◆ **Passage**
“Written words of affirmation” are not only one of the modern “Love Languages,” but they’ve long been a classic form of communication for lovers. For thousands of years, the written word has served as a means to fan the flames of long-distance love or forbidden romance. (And let’s not forget about those pages of lamented unrequited love!) There’s a lot of value in learning how to write a love letter—yes, even in the 21st century.
You develop a deeper connection to your feelings and emotions.
There’s a science behind why something handwritten sticks with us more than something typed. It’s called embodied cognition. Writing the same sentence over and over on a chalkboard was not just cruel punishment; there are sensory-motor skills engaged when you are writing something by hand. This then sparks a memory.
In their 2014 study on embodied cognition, Thea Ionescu wrote, “People who use handwriting have better letter recognition in a reading test than those who use typewriting. This supports the claim that meaningful sensory-motor experiences result in ‘stronger sensory-motor memory traces that facilitate learning.’”
Translation? When you write out your feelings, you are more likely to remember and connect to them. And when you engage in the physical act of writing, your body acts in tandem with your brain to inform what pours out on the page—deepening your mind-body-soul connection to your partner.
You can add a more personal touch.
Gone are the days of writing a love letter and waiting weeks for a response. Written words of affirmation can be sent and received between lovers across the globe in an instant—that is, if you’re not being ghosted or left on read.
But in a world ruled by digital messages that disappear into the virtual clouds, handwritten letters provide a tangible representation of love. (While you can certainly screenshot a text filled with heart-eye emojis, that’s a different sensation than receiving a handwritten love letter.)

◆ **Supplied material**

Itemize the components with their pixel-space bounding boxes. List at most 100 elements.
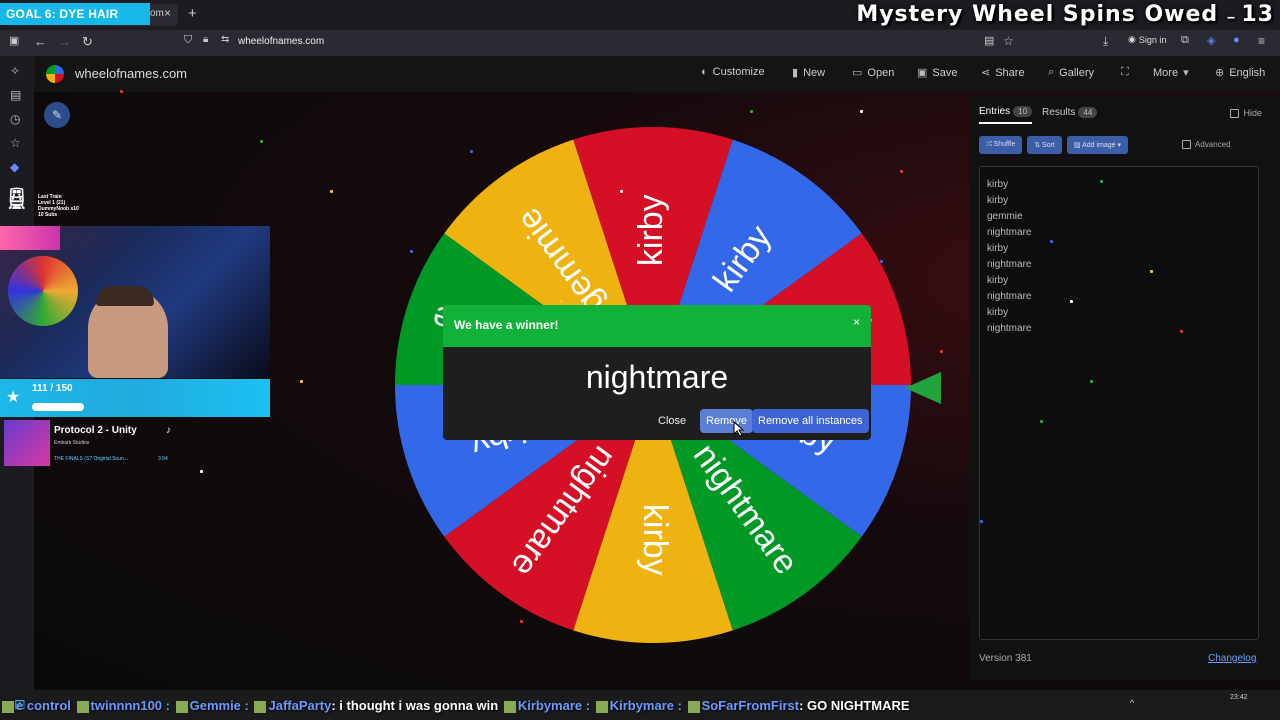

◆ **What to work on**
Continue the passage on writing love letters, picking up right after its final sentence about screenshots and heart-eye emojis.

◆ **Task answer**
You can also experience a handwritten love letter with your senses. Did your lover spray the envelope with their signature perfume or doodle a picture of the two of you across the paper? How does the paper feel in your hand? Is the love letter written on thick cardstock or scribbled onto a sheet of notebook paper?
And perhaps most importantly…is it sealed with a kiss? You can infuse yourself into a handwritten love letter beyond just the words on the paper. While reading a love letter, it’s easy for your partner to imagine you sitting down and taking the time to affirm and love them up with thoughtful prose.
You just might find catharsis.
William Shakespeare is thought to have written Romeo & Juliet in 1595. The story of these star-crossed lovers has resonated for centuries. If you travel to Verona, Italy, and head to 23 Via Capello, you’ll find Casa di Giulietta and Juliet’s famous balcony. Handwritten love letters cover the sides of the house, but the city of Verona receives even more love letters than those that cover the walls from visitors.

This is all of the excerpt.